═══ DATA TO USE ═══

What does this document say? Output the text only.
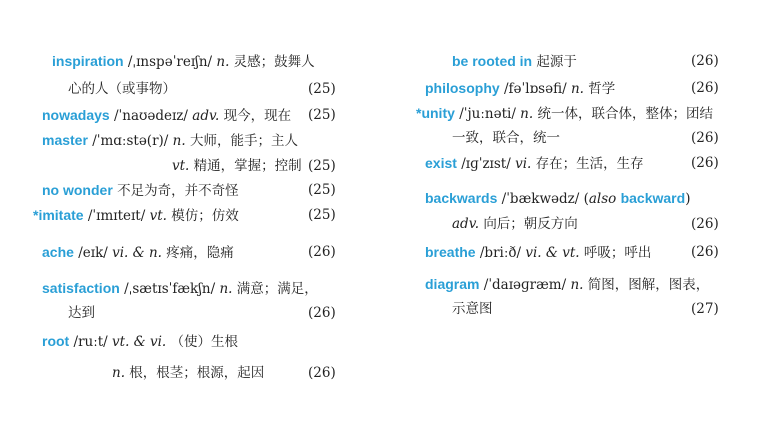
inspiration /ˌɪnspəˈreɪʃn/ n. 灵感；鼓舞人
心的人（或事物）	(25)
nowadays /ˈnaʊədeɪz/ adv. 现今，现在 (25)
master /ˈmɑːstə(r)/ n. 大师，能手；主人
vt. 精通，掌握；控制 (25)
no wonder 不足为奇，并不奇怪	(25)
*imitate /ˈɪmɪteɪt/ vt. 模仿；仿效	(25)
ache /eɪk/ vi. & n. 疼痛，隐痛	(26)
satisfaction /ˌsætɪsˈfækʃn/ n. 满意；满足，
达到	(26)
root /ruːt/ vt. & vi. （使）生根
n. 根，根茎；根源，起因	(26)
be rooted in 起源于	(26)
philosophy /fəˈlɒsəfi/ n. 哲学	(26)
*unity /ˈjuːnəti/ n. 统一体，联合体，整体；团结
一致，联合，统一	(26)
exist /ɪɡˈzɪst/ vi. 存在；生活，生存	(26)
backwards /ˈbækwədz/ (also backward)
adv. 向后；朝反方向	(26)
breathe /briːð/ vi. & vt. 呼吸；呼出	(26)
diagram /ˈdaɪəɡræm/ n. 简图，图解，图表，
示意图	(27)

═══

» AIM OF THE TASK
Copy all the entries word for word. Omit any pictures.

» TASK RESPONSE
What does this document say? Output the text only.
inspiration /ˌɪnspəˈreɪʃn/ n. 灵感；鼓舞人
心的人（或事物）	(25)
nowadays /ˈnaʊədeɪz/ adv. 现今，现在 (25)
master /ˈmɑːstə(r)/ n. 大师，能手；主人
vt. 精通，掌握；控制 (25)
no wonder 不足为奇，并不奇怪	(25)
*imitate /ˈɪmɪteɪt/ vt. 模仿；仿效	(25)
ache /eɪk/ vi. & n. 疼痛，隐痛	(26)
satisfaction /ˌsætɪsˈfækʃn/ n. 满意；满足，
达到	(26)
root /ruːt/ vt. & vi. （使）生根
n. 根，根茎；根源，起因	(26)
be rooted in 起源于	(26)
philosophy /fəˈlɒsəfi/ n. 哲学	(26)
*unity /ˈjuːnəti/ n. 统一体，联合体，整体；团结
一致，联合，统一	(26)
exist /ɪɡˈzɪst/ vi. 存在；生活，生存	(26)
backwards /ˈbækwədz/ (also backward)
adv. 向后；朝反方向	(26)
breathe /briːð/ vi. & vt. 呼吸；呼出	(26)
diagram /ˈdaɪəɡræm/ n. 简图，图解，图表，
示意图	(27)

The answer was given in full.